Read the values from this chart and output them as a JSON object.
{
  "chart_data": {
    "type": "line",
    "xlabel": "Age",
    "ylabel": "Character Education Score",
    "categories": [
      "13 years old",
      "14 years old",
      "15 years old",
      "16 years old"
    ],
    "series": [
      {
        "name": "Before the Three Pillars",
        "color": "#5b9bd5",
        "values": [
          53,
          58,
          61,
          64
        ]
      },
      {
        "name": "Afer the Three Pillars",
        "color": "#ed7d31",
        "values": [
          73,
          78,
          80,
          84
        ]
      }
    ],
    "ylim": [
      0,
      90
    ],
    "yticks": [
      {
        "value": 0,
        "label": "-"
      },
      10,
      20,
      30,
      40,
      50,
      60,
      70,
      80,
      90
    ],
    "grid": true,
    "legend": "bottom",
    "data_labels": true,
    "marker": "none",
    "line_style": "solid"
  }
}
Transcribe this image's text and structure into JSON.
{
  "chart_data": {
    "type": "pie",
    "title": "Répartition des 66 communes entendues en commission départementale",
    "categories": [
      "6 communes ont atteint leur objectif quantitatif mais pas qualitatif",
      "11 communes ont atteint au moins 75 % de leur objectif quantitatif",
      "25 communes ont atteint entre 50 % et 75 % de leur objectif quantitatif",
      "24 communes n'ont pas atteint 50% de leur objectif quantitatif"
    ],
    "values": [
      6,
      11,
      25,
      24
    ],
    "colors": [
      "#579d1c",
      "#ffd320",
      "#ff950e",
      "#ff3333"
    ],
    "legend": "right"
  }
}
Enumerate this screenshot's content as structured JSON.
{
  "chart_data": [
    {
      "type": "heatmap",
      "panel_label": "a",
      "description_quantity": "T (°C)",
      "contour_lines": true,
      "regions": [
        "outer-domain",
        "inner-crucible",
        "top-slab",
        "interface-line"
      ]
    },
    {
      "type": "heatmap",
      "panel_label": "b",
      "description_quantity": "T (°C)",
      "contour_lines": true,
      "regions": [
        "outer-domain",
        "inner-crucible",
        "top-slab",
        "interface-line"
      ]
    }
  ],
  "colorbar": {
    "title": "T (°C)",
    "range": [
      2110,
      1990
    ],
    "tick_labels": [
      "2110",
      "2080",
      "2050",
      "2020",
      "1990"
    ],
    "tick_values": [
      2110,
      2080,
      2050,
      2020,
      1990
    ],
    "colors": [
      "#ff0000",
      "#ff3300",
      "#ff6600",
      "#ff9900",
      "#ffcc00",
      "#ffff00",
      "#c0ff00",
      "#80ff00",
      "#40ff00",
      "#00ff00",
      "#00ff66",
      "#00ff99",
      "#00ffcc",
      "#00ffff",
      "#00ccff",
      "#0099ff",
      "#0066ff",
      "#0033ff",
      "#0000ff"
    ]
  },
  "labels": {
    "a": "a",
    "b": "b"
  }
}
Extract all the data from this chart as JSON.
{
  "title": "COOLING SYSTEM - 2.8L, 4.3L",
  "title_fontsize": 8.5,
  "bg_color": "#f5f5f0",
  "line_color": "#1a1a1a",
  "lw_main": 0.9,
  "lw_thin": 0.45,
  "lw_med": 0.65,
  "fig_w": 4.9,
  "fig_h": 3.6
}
▬▬▬
Which lines contain "from"? Show each of them.

▶ [TASK OUTPUT]:
Read the values from this chart and output them as a JSON object.
Extract all the data from this chart as JSON.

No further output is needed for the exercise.